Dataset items
(begin)
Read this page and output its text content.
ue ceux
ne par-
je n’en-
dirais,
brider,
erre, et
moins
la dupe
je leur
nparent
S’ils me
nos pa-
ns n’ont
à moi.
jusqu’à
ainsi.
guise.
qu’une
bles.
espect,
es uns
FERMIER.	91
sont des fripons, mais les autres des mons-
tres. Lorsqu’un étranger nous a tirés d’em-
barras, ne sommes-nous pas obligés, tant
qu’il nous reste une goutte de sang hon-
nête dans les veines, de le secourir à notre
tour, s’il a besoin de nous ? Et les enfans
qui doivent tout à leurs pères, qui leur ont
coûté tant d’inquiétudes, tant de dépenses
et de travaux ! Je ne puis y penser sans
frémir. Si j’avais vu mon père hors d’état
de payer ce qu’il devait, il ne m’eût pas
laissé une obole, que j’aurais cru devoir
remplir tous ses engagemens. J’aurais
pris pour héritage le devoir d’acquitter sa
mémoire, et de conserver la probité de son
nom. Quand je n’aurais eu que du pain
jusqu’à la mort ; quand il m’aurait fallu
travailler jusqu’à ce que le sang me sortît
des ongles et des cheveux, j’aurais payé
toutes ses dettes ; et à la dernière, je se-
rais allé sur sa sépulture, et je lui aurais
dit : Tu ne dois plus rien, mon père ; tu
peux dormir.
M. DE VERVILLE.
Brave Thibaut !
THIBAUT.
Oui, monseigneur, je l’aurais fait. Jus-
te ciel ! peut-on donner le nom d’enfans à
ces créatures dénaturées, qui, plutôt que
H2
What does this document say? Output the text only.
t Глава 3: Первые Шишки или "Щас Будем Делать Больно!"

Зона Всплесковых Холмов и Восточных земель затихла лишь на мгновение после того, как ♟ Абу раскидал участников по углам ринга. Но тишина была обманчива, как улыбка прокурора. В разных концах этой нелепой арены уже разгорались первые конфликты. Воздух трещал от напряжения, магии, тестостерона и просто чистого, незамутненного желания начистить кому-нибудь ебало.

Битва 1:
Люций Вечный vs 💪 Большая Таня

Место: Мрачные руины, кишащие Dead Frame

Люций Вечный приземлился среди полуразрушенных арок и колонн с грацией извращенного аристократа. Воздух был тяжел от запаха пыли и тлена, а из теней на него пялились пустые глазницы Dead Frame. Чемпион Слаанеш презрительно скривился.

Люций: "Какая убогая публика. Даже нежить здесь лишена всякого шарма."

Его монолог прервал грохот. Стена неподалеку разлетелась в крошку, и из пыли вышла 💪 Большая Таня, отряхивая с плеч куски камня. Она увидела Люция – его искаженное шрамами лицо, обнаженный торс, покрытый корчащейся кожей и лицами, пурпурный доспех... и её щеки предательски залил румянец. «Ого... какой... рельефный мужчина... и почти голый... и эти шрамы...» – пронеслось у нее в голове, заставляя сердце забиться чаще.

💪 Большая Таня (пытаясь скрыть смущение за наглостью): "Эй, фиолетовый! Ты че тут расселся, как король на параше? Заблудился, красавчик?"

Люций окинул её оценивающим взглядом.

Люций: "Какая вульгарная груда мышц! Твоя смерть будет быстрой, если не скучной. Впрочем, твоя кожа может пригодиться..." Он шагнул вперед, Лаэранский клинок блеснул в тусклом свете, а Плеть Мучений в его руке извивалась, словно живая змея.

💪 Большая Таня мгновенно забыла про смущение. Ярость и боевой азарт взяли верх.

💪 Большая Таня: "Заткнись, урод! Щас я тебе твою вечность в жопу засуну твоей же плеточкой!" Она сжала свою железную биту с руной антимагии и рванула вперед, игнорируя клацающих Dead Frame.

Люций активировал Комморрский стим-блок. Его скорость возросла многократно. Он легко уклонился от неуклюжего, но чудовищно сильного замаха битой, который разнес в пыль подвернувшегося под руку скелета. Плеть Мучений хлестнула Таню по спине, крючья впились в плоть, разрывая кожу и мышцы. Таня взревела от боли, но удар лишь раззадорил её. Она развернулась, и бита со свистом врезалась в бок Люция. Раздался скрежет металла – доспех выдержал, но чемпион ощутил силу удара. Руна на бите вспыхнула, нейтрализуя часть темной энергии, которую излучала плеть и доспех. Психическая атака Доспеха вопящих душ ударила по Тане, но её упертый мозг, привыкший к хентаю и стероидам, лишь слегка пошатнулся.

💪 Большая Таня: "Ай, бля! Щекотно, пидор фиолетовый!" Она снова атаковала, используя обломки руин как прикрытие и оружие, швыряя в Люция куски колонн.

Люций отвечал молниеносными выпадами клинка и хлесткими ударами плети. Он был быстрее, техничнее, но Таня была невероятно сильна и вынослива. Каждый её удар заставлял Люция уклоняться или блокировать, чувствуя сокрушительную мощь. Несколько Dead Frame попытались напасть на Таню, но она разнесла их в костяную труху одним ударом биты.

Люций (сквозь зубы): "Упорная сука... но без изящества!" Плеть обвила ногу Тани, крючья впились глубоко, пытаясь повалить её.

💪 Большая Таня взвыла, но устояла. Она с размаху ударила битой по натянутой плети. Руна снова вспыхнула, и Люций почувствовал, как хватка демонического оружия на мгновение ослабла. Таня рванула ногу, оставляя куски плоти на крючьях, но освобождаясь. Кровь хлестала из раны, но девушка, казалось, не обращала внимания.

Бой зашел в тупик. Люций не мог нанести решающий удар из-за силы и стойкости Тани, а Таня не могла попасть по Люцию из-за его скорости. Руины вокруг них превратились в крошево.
(end)
Short task => Restate each of the entries above verbatim.

Result of the exercise =>
Read this page and output its text content.
ue ceux
ne par-
je n’en-
dirais,
brider,
erre, et
moins
la dupe
je leur
nparent
S’ils me
nos pa-
ns n’ont
à moi.
jusqu’à
ainsi.
guise.
qu’une
bles.
espect,
es uns
FERMIER.	91
sont des fripons, mais les autres des mons-
tres. Lorsqu’un étranger nous a tirés d’em-
barras, ne sommes-nous pas obligés, tant
qu’il nous reste une goutte de sang hon-
nête dans les veines, de le secourir à notre
tour, s’il a besoin de nous ? Et les enfans
qui doivent tout à leurs pères, qui leur ont
coûté tant d’inquiétudes, tant de dépenses
et de travaux ! Je ne puis y penser sans
frémir. Si j’avais vu mon père hors d’état
de payer ce qu’il devait, il ne m’eût pas
laissé une obole, que j’aurais cru devoir
remplir tous ses engagemens. J’aurais
pris pour héritage le devoir d’acquitter sa
mémoire, et de conserver la probité de son
nom. Quand je n’aurais eu que du pain
jusqu’à la mort ; quand il m’aurait fallu
travailler jusqu’à ce que le sang me sortît
des ongles et des cheveux, j’aurais payé
toutes ses dettes ; et à la dernière, je se-
rais allé sur sa sépulture, et je lui aurais
dit : Tu ne dois plus rien, mon père ; tu
peux dormir.
M. DE VERVILLE.
Brave Thibaut !
THIBAUT.
Oui, monseigneur, je l’aurais fait. Jus-
te ciel ! peut-on donner le nom d’enfans à
ces créatures dénaturées, qui, plutôt que
H2
What does this document say? Output the text only.
t Глава 3: Первые Шишки или "Щас Будем Делать Больно!"

Зона Всплесковых Холмов и Восточных земель затихла лишь на мгновение после того, как ♟ Абу раскидал участников по углам ринга. Но тишина была обманчива, как улыбка прокурора. В разных концах этой нелепой арены уже разгорались первые конфликты. Воздух трещал от напряжения, магии, тестостерона и просто чистого, незамутненного желания начистить кому-нибудь ебало.

Битва 1:
Люций Вечный vs 💪 Большая Таня

Место: Мрачные руины, кишащие Dead Frame

Люций Вечный приземлился среди полуразрушенных арок и колонн с грацией извращенного аристократа. Воздух был тяжел от запаха пыли и тлена, а из теней на него пялились пустые глазницы Dead Frame. Чемпион Слаанеш презрительно скривился.

Люций: "Какая убогая публика. Даже нежить здесь лишена всякого шарма."

Его монолог прервал грохот. Стена неподалеку разлетелась в крошку, и из пыли вышла 💪 Большая Таня, отряхивая с плеч куски камня. Она увидела Люция – его искаженное шрамами лицо, обнаженный торс, покрытый корчащейся кожей и лицами, пурпурный доспех... и её щеки предательски залил румянец. «Ого... какой... рельефный мужчина... и почти голый... и эти шрамы...» – пронеслось у нее в голове, заставляя сердце забиться чаще.

💪 Большая Таня (пытаясь скрыть смущение за наглостью): "Эй, фиолетовый! Ты че тут расселся, как король на параше? Заблудился, красавчик?"

Люций окинул её оценивающим взглядом.

Люций: "Какая вульгарная груда мышц! Твоя смерть будет быстрой, если не скучной. Впрочем, твоя кожа может пригодиться..." Он шагнул вперед, Лаэранский клинок блеснул в тусклом свете, а Плеть Мучений в его руке извивалась, словно живая змея.

💪 Большая Таня мгновенно забыла про смущение. Ярость и боевой азарт взяли верх.

💪 Большая Таня: "Заткнись, урод! Щас я тебе твою вечность в жопу засуну твоей же плеточкой!" Она сжала свою железную биту с руной антимагии и рванула вперед, игнорируя клацающих Dead Frame.

Люций активировал Комморрский стим-блок. Его скорость возросла многократно. Он легко уклонился от неуклюжего, но чудовищно сильного замаха битой, который разнес в пыль подвернувшегося под руку скелета. Плеть Мучений хлестнула Таню по спине, крючья впились в плоть, разрывая кожу и мышцы. Таня взревела от боли, но удар лишь раззадорил её. Она развернулась, и бита со свистом врезалась в бок Люция. Раздался скрежет металла – доспех выдержал, но чемпион ощутил силу удара. Руна на бите вспыхнула, нейтрализуя часть темной энергии, которую излучала плеть и доспех. Психическая атака Доспеха вопящих душ ударила по Тане, но её упертый мозг, привыкший к хентаю и стероидам, лишь слегка пошатнулся.

💪 Большая Таня: "Ай, бля! Щекотно, пидор фиолетовый!" Она снова атаковала, используя обломки руин как прикрытие и оружие, швыряя в Люция куски колонн.

Люций отвечал молниеносными выпадами клинка и хлесткими ударами плети. Он был быстрее, техничнее, но Таня была невероятно сильна и вынослива. Каждый её удар заставлял Люция уклоняться или блокировать, чувствуя сокрушительную мощь. Несколько Dead Frame попытались напасть на Таню, но она разнесла их в костяную труху одним ударом биты.

Люций (сквозь зубы): "Упорная сука... но без изящества!" Плеть обвила ногу Тани, крючья впились глубоко, пытаясь повалить её.

💪 Большая Таня взвыла, но устояла. Она с размаху ударила битой по натянутой плети. Руна снова вспыхнула, и Люций почувствовал, как хватка демонического оружия на мгновение ослабла. Таня рванула ногу, оставляя куски плоти на крючьях, но освобождаясь. Кровь хлестала из раны, но девушка, казалось, не обращала внимания.

Бой зашел в тупик. Люций не мог нанести решающий удар из-за силы и стойкости Тани, а Таня не могла попасть по Люцию из-за его скорости. Руины вокруг них превратились в крошево.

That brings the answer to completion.